## What the exercise asks
Take the line that contains "Transcribe the text in this document." as the first line and the last line of the material below as the final one; reproduce exactly the lines between, inclusive.

## Input data
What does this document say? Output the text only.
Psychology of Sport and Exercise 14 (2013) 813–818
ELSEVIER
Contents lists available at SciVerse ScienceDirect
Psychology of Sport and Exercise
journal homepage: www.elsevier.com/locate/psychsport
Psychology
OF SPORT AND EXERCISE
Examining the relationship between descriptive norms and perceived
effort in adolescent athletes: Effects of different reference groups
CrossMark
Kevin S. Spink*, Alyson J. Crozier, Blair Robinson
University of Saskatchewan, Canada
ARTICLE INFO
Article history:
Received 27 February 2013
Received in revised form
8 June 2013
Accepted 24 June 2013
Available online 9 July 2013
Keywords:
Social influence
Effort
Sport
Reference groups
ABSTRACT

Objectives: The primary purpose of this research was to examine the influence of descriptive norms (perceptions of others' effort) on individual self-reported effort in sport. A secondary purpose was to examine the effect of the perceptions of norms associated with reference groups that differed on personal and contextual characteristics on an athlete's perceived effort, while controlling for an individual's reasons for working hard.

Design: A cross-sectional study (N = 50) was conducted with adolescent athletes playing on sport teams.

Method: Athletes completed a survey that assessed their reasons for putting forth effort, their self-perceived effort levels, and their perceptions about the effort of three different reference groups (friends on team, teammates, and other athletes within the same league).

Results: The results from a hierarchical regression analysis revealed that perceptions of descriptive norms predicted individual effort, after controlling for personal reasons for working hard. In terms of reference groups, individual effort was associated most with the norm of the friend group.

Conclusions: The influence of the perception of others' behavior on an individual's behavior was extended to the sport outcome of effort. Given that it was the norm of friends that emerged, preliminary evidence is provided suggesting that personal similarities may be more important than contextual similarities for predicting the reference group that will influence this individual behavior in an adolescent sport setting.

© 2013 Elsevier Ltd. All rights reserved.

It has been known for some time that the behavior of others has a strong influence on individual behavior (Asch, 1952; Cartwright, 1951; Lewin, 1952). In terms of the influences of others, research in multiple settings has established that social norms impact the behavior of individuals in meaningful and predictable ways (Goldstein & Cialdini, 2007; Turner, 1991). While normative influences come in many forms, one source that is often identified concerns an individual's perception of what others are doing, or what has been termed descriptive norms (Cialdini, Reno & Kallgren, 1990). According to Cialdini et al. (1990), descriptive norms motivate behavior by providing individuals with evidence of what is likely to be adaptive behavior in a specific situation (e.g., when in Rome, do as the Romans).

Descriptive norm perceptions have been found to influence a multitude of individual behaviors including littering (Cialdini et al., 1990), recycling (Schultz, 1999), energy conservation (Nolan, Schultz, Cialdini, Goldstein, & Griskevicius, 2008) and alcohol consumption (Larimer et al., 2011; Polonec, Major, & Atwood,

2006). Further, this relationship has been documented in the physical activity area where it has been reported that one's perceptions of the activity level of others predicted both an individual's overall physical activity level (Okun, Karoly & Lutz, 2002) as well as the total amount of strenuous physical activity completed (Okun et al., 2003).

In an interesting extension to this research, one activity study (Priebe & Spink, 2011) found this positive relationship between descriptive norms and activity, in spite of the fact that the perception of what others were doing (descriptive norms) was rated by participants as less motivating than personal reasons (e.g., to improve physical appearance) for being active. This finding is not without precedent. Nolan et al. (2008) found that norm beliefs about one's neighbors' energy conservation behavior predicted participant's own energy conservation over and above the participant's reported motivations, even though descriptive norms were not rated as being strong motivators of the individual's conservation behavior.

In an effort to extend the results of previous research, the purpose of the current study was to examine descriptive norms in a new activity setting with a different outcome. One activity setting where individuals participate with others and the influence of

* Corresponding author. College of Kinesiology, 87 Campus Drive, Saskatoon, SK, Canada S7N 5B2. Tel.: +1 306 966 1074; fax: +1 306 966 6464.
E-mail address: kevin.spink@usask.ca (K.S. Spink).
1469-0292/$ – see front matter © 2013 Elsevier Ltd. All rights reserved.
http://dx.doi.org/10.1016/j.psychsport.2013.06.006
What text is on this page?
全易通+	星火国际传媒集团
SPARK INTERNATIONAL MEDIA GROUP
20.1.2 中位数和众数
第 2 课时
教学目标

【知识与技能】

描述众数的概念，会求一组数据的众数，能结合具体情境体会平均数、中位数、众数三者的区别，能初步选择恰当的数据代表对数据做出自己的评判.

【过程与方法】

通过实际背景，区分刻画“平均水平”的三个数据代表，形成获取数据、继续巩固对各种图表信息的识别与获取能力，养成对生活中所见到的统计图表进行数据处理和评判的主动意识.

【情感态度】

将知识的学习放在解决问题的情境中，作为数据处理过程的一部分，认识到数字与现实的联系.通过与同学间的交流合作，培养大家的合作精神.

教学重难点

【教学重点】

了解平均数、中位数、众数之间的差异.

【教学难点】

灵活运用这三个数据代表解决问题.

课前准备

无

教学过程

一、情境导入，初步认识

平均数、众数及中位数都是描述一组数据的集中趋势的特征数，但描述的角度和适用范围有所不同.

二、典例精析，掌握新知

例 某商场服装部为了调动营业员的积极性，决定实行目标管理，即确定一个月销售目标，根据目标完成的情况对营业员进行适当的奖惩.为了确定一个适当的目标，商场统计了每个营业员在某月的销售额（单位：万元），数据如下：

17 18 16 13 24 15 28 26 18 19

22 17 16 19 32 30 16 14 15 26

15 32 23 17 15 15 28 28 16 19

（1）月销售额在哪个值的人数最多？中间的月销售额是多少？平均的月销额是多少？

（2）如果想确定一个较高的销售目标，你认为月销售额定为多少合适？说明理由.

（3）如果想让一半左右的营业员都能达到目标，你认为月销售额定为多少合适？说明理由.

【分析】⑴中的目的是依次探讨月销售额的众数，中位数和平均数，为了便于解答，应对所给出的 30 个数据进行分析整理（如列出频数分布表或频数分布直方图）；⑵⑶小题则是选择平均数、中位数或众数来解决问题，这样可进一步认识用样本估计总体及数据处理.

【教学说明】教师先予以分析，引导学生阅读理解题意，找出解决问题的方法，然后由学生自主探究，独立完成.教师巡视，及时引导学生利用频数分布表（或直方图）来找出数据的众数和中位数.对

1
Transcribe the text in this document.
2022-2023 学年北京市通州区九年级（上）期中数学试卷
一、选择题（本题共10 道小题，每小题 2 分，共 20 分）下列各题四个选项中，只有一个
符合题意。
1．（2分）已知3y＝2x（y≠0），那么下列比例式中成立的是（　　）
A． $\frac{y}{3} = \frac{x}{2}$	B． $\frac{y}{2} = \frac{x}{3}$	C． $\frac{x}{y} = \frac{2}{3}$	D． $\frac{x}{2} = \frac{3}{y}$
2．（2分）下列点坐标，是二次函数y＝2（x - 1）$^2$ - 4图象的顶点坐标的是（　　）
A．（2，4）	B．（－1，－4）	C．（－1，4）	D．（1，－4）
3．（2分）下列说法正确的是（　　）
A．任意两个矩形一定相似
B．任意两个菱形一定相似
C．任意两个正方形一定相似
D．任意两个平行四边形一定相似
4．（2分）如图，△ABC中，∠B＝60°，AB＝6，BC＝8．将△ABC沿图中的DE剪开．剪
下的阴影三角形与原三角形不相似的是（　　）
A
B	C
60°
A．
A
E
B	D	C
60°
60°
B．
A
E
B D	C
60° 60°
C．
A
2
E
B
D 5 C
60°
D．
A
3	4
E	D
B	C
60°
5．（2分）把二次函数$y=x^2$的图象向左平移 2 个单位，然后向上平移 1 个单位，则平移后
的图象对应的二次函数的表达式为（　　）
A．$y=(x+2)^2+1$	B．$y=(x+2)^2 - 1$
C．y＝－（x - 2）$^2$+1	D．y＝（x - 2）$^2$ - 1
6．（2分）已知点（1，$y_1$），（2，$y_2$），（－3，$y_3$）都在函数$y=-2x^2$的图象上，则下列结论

## Response to this exercise
Transcribe the text in this document.
2022-2023 学年北京市通州区九年级（上）期中数学试卷
一、选择题（本题共10 道小题，每小题 2 分，共 20 分）下列各题四个选项中，只有一个
符合题意。
1．（2分）已知3y＝2x（y≠0），那么下列比例式中成立的是（　　）
A． $\frac{y}{3} = \frac{x}{2}$	B． $\frac{y}{2} = \frac{x}{3}$	C． $\frac{x}{y} = \frac{2}{3}$	D． $\frac{x}{2} = \frac{3}{y}$
2．（2分）下列点坐标，是二次函数y＝2（x - 1）$^2$ - 4图象的顶点坐标的是（　　）
A．（2，4）	B．（－1，－4）	C．（－1，4）	D．（1，－4）
3．（2分）下列说法正确的是（　　）
A．任意两个矩形一定相似
B．任意两个菱形一定相似
C．任意两个正方形一定相似
D．任意两个平行四边形一定相似
4．（2分）如图，△ABC中，∠B＝60°，AB＝6，BC＝8．将△ABC沿图中的DE剪开．剪
下的阴影三角形与原三角形不相似的是（　　）
A
B	C
60°
A．
A
E
B	D	C
60°
60°
B．
A
E
B D	C
60° 60°
C．
A
2
E
B
D 5 C
60°
D．
A
3	4
E	D
B	C
60°
5．（2分）把二次函数$y=x^2$的图象向左平移 2 个单位，然后向上平移 1 个单位，则平移后
的图象对应的二次函数的表达式为（　　）
A．$y=(x+2)^2+1$	B．$y=(x+2)^2 - 1$
C．y＝－（x - 2）$^2$+1	D．y＝（x - 2）$^2$ - 1
6．（2分）已知点（1，$y_1$），（2，$y_2$），（－3，$y_3$）都在函数$y=-2x^2$的图象上，则下列结论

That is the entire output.